* START *

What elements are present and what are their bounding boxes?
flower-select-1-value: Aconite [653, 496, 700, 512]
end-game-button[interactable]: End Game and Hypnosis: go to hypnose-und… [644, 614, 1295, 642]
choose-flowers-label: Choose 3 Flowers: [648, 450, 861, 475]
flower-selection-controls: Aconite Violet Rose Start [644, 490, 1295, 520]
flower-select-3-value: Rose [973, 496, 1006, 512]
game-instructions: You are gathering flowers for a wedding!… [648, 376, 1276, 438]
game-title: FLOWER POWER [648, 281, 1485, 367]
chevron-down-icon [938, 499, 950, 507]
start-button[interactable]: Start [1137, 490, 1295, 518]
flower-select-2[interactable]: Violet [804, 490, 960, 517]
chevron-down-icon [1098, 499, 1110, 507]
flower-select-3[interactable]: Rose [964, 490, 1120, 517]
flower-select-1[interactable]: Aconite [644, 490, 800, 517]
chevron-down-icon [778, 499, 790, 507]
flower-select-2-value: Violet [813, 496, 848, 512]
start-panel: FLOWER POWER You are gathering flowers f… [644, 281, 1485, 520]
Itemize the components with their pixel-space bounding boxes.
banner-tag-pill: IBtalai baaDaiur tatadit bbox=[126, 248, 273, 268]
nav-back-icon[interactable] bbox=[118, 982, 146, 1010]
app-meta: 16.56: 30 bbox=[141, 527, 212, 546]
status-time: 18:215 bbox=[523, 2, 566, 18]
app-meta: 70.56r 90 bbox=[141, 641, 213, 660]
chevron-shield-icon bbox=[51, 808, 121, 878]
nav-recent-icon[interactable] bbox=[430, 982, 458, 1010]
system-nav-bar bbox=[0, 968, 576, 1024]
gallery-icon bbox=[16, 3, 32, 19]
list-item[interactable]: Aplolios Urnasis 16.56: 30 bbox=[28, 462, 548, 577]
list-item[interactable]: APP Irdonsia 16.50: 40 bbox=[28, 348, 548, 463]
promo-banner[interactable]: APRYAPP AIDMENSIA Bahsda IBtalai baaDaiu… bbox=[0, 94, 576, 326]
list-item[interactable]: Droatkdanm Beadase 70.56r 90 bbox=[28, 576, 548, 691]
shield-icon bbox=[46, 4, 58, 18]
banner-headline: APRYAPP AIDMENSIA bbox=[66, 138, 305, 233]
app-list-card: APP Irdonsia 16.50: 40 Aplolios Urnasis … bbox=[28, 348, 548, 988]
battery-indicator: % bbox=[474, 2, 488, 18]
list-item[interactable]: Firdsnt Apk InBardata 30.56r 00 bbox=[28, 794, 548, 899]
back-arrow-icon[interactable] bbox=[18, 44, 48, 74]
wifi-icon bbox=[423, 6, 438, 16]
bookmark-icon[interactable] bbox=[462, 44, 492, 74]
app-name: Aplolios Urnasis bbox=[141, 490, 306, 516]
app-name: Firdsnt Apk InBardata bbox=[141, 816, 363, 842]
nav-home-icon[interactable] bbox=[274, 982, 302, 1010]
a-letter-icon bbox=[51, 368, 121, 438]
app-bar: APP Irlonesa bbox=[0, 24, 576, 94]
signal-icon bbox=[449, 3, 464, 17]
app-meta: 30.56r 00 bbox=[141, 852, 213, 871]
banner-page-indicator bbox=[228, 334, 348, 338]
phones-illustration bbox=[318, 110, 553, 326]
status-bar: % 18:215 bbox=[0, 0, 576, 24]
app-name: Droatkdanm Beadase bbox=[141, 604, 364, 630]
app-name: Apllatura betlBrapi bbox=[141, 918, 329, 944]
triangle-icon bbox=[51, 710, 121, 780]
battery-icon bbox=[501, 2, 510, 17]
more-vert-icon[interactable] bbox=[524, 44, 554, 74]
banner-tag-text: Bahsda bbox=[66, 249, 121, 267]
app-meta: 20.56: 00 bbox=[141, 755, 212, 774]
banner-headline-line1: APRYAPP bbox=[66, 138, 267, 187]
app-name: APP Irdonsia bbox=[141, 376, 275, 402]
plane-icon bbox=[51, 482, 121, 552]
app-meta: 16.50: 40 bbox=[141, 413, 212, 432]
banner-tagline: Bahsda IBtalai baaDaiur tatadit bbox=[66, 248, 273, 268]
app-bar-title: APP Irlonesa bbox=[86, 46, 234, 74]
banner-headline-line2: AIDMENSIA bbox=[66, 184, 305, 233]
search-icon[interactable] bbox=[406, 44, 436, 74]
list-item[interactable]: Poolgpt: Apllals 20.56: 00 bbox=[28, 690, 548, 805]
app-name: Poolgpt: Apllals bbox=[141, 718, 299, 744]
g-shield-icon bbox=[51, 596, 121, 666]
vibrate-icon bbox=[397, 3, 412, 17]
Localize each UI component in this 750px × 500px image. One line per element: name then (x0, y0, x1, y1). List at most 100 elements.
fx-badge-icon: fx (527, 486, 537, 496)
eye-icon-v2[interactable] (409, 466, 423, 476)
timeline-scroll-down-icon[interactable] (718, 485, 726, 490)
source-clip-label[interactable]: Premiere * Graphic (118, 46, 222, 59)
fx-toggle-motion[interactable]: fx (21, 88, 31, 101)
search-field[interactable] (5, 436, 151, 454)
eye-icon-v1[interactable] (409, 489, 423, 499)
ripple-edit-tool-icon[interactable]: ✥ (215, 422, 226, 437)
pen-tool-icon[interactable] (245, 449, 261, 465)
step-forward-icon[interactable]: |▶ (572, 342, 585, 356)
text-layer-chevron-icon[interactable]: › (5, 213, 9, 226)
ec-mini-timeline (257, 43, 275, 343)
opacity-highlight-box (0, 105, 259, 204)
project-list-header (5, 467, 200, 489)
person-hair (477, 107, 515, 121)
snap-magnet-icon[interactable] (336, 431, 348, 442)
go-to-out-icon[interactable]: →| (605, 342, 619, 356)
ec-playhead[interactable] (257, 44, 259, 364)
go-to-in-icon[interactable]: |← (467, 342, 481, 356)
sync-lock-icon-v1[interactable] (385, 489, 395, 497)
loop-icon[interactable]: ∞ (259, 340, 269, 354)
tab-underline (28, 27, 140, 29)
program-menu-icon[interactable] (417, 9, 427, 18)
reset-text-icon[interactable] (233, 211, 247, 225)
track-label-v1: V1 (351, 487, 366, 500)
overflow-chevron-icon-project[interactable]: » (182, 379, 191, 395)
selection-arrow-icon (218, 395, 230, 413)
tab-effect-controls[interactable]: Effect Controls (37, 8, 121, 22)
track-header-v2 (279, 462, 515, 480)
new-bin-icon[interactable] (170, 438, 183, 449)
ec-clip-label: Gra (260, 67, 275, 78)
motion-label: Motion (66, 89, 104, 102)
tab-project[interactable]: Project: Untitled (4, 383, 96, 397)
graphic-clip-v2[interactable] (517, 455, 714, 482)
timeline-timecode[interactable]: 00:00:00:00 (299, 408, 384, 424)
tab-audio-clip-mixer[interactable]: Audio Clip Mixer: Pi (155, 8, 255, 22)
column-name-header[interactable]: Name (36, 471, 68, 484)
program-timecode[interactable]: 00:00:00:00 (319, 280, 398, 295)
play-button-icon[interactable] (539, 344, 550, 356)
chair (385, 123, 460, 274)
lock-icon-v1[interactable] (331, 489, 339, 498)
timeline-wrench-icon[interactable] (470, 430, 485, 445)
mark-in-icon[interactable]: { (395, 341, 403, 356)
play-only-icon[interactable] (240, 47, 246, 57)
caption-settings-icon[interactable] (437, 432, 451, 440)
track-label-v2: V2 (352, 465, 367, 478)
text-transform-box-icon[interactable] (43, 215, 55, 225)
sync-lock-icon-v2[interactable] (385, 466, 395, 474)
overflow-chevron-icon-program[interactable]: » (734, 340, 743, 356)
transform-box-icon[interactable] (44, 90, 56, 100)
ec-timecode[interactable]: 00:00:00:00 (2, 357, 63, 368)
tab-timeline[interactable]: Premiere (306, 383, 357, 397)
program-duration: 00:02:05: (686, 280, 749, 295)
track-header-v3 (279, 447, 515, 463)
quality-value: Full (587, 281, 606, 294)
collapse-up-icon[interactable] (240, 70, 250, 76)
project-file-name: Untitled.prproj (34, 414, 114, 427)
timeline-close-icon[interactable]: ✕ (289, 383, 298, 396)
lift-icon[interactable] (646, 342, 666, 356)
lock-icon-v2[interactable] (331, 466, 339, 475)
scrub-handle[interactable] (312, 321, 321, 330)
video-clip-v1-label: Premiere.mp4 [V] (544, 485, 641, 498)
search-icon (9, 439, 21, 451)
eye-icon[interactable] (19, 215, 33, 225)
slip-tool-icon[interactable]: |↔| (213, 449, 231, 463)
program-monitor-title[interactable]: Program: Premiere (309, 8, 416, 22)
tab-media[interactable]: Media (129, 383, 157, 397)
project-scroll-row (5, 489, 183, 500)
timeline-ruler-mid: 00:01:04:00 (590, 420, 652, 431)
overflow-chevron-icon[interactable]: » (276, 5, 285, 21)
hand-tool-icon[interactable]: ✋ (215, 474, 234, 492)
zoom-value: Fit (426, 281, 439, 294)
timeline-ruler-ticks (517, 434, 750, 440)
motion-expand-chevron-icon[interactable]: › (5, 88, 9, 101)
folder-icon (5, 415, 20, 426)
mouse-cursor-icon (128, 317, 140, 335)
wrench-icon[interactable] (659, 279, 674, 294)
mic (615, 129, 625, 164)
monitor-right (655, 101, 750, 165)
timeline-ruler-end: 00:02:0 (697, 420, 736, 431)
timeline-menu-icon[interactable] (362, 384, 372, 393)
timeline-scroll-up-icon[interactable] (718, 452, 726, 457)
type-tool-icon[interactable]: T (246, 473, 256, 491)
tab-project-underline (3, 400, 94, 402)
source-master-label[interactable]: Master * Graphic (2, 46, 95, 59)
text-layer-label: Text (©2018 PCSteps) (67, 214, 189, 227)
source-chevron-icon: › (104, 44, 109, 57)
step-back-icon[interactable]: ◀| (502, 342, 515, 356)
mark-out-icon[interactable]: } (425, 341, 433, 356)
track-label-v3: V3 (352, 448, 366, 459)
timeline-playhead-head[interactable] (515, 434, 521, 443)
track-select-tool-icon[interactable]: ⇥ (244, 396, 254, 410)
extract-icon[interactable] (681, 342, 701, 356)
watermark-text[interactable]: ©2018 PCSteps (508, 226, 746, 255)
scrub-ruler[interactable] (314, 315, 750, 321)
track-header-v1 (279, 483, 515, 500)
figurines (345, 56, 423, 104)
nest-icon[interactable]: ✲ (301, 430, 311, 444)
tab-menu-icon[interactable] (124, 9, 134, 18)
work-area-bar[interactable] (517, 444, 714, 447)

* END *

What is asked
Format the listing above as a JSON array of strings, one string per line with blank lines omitted, beginning at the first line of the listing and ending after the line that contains "app-meta: 70.56r 90 bbox=[141, 641, 213, 660]".

Written reply
[
  "What elements are present and what are their bounding boxes?",
  "flower-select-1-value: Aconite [653, 496, 700, 512]",
  "end-game-button[interactable]: End Game and Hypnosis: go to hypnose-und… [644, 614, 1295, 642]",
  "choose-flowers-label: Choose 3 Flowers: [648, 450, 861, 475]",
  "flower-selection-controls: Aconite Violet Rose Start [644, 490, 1295, 520]",
  "flower-select-3-value: Rose [973, 496, 1006, 512]",
  "game-instructions: You are gathering flowers for a wedding!… [648, 376, 1276, 438]",
  "game-title: FLOWER POWER [648, 281, 1485, 367]",
  "chevron-down-icon [938, 499, 950, 507]",
  "start-button[interactable]: Start [1137, 490, 1295, 518]",
  "flower-select-2[interactable]: Violet [804, 490, 960, 517]",
  "chevron-down-icon [1098, 499, 1110, 507]",
  "flower-select-3[interactable]: Rose [964, 490, 1120, 517]",
  "flower-select-1[interactable]: Aconite [644, 490, 800, 517]",
  "chevron-down-icon [778, 499, 790, 507]",
  "flower-select-2-value: Violet [813, 496, 848, 512]",
  "start-panel: FLOWER POWER You are gathering flowers f… [644, 281, 1485, 520]",
  "Itemize the components with their pixel-space bounding boxes.",
  "banner-tag-pill: IBtalai baaDaiur tatadit bbox=[126, 248, 273, 268]",
  "nav-back-icon[interactable] bbox=[118, 982, 146, 1010]",
  "app-meta: 16.56: 30 bbox=[141, 527, 212, 546]",
  "status-time: 18:215 bbox=[523, 2, 566, 18]",
  "app-meta: 70.56r 90 bbox=[141, 641, 213, 660]"
]